Work to do:
Search the listing for the string "Почтовая" and copy every line that contains it.

Extracted entries:
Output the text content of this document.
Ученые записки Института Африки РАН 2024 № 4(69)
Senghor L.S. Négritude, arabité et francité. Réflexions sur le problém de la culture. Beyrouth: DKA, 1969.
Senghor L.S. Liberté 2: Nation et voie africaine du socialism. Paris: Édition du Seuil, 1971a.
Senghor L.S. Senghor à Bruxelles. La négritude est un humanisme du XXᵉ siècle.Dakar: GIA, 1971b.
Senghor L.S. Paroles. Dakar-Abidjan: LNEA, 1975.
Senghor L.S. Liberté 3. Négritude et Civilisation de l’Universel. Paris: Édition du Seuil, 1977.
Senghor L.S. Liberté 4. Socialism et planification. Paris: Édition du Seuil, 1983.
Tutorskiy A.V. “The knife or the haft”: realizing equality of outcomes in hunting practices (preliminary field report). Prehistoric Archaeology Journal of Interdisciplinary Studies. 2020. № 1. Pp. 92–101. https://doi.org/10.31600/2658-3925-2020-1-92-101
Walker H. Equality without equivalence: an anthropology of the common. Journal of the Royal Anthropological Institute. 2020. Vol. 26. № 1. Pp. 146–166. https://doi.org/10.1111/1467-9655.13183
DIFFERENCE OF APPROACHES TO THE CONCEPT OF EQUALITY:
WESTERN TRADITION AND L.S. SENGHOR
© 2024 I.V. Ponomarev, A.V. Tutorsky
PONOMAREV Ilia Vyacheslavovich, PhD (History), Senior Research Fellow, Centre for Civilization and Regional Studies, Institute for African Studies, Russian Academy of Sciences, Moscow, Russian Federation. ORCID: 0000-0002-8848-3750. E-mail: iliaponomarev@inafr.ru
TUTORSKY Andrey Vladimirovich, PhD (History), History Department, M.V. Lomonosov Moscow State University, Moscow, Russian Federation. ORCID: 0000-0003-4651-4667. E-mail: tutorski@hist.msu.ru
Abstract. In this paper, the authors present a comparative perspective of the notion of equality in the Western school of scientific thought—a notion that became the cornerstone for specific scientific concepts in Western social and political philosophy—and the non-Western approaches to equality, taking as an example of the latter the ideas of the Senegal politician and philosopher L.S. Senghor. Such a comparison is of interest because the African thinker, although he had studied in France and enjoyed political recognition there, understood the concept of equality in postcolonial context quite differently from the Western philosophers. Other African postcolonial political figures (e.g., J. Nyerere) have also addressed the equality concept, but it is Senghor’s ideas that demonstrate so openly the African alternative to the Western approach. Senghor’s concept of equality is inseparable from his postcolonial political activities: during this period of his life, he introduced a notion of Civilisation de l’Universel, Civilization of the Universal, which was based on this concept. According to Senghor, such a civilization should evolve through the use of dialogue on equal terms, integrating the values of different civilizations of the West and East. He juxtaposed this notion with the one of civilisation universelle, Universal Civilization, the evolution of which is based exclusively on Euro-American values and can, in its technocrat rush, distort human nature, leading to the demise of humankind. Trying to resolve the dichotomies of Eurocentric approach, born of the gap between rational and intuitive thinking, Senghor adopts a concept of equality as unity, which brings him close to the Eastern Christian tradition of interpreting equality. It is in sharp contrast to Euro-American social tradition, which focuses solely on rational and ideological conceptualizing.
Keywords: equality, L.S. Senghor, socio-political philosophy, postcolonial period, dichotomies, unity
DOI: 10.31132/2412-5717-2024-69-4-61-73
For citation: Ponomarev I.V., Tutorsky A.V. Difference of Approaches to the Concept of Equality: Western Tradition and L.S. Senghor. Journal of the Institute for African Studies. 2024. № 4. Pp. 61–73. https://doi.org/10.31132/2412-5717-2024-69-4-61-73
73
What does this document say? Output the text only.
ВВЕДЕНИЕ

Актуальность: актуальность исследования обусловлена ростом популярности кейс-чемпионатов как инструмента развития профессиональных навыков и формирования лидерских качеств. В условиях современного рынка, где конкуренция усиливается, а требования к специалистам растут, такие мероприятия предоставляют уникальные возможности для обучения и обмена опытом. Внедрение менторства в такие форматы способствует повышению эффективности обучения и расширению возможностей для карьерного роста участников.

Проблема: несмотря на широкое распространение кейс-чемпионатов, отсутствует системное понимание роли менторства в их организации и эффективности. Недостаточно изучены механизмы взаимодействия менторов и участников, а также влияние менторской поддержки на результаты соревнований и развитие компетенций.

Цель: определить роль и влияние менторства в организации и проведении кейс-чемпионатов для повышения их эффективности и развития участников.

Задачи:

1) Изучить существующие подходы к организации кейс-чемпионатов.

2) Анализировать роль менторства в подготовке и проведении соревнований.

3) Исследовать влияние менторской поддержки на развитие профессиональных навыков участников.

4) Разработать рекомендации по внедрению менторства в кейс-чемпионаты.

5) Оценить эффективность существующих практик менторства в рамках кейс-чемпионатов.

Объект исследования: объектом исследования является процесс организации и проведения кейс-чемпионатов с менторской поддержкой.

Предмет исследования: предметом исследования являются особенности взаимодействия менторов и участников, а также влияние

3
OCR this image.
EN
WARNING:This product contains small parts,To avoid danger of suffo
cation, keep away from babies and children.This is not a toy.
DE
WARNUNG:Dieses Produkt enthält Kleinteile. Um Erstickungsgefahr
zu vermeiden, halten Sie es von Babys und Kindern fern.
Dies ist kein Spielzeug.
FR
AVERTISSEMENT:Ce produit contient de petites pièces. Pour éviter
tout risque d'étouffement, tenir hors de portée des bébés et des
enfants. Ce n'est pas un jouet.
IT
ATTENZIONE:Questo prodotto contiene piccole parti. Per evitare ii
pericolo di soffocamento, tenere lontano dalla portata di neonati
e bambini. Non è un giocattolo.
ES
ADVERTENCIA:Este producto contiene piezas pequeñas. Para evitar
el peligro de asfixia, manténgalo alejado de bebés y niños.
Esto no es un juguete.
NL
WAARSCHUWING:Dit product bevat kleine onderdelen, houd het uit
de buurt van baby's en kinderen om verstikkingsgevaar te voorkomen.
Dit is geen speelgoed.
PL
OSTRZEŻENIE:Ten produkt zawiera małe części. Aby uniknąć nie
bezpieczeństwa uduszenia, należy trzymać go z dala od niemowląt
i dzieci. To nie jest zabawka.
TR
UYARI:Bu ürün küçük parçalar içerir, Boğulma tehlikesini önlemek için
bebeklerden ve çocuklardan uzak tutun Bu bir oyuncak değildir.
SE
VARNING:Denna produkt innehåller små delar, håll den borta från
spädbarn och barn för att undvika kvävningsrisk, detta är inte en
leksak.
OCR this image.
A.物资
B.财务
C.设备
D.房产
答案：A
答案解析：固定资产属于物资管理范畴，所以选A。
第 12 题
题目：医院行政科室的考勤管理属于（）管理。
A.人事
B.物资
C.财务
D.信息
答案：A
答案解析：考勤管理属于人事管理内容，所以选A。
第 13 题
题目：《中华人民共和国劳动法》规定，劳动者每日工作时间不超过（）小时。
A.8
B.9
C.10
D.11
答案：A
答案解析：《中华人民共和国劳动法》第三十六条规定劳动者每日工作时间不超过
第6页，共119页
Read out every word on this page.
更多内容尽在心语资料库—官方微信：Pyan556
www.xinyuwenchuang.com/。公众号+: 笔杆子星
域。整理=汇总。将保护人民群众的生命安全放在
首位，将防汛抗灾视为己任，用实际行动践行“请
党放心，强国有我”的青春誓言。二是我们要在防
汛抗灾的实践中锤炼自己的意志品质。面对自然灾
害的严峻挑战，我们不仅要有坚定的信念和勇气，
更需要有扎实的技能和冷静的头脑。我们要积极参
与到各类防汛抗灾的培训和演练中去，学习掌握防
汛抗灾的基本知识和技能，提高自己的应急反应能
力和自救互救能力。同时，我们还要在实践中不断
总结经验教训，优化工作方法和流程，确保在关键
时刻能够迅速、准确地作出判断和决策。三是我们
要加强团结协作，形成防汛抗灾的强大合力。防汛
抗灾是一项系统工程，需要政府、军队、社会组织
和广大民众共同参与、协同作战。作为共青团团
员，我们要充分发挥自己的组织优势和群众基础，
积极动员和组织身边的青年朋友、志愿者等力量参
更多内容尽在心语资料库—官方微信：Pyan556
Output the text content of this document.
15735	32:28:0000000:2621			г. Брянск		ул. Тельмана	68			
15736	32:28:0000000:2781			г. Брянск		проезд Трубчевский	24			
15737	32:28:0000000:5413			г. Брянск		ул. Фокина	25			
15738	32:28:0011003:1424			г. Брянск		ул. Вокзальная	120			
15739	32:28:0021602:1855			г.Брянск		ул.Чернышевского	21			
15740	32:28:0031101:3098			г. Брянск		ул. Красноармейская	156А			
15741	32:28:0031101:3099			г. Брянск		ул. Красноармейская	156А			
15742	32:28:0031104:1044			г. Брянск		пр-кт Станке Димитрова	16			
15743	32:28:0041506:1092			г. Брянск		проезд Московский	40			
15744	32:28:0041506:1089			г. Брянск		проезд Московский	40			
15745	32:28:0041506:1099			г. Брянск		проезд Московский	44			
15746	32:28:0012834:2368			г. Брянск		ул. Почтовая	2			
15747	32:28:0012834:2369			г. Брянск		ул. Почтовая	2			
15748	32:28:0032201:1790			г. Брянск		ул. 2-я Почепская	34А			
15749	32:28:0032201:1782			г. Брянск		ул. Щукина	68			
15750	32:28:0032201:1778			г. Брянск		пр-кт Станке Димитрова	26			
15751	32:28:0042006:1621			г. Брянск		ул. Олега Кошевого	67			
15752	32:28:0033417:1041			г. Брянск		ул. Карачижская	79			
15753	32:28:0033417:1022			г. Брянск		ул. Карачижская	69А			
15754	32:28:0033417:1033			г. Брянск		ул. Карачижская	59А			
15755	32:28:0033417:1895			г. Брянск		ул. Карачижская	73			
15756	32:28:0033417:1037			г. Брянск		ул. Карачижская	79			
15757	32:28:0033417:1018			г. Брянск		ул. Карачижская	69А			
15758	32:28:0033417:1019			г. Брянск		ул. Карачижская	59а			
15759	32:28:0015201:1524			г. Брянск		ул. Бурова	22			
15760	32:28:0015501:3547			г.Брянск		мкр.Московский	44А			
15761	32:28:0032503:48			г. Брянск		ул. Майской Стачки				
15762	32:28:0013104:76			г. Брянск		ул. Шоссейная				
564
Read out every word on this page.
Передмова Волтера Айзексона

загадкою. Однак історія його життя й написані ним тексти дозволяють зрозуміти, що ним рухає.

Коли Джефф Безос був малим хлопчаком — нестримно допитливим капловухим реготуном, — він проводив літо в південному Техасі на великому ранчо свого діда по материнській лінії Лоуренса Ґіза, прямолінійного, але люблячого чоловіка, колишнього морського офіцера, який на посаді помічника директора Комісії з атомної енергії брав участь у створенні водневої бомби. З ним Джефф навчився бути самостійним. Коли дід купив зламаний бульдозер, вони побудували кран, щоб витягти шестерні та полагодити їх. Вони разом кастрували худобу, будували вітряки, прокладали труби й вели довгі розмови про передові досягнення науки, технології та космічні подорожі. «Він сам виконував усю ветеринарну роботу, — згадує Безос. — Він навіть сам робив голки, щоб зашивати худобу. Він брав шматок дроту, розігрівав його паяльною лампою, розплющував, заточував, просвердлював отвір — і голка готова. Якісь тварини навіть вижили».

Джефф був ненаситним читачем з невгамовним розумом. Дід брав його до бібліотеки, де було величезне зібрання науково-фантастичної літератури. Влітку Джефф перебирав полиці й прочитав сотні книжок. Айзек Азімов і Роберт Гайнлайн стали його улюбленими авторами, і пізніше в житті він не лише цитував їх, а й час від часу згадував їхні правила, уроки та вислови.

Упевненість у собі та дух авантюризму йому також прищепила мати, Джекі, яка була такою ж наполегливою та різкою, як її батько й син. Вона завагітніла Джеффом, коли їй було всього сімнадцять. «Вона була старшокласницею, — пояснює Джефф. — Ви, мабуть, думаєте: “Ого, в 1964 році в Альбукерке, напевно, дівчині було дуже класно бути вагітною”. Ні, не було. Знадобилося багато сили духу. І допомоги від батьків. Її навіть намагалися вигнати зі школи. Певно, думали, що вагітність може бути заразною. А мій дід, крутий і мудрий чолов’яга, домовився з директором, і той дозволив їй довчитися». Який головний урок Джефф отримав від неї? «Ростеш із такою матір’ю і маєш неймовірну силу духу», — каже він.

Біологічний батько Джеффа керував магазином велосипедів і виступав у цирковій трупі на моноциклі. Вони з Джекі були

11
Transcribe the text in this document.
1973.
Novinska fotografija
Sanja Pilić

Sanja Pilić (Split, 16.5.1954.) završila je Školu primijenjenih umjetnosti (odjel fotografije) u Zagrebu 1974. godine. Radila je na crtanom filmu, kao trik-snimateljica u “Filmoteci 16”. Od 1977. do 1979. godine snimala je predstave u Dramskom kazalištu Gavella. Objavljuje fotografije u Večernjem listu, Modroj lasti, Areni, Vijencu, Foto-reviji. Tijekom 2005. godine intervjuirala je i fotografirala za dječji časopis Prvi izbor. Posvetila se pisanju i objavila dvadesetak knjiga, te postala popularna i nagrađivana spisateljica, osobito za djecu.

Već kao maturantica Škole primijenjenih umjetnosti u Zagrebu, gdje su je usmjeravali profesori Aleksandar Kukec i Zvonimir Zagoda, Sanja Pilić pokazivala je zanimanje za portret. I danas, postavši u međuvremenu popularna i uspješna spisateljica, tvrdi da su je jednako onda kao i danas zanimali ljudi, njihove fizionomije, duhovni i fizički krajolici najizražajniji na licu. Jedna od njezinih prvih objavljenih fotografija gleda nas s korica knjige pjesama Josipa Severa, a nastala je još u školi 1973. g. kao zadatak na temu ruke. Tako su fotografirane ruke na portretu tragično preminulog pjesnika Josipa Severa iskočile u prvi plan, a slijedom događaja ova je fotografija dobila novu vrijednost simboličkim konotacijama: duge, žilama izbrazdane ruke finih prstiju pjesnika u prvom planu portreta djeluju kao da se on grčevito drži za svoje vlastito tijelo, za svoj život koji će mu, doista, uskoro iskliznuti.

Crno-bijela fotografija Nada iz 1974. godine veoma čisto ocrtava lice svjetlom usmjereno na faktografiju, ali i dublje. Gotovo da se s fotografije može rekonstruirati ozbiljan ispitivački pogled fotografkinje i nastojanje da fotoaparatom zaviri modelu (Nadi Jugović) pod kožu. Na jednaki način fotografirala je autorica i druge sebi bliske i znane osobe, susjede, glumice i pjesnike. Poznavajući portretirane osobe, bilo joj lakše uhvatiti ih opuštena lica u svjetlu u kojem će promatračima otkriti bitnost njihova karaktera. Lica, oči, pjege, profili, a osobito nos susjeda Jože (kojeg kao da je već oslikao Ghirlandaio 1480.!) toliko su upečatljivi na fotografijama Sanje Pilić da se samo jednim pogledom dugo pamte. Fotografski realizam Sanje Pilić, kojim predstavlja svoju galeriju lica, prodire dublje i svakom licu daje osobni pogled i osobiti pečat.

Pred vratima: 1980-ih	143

Final result:
15746	32:28:0012834:2368			г. Брянск		ул. Почтовая	2			
15747	32:28:0012834:2369			г. Брянск		ул. Почтовая	2			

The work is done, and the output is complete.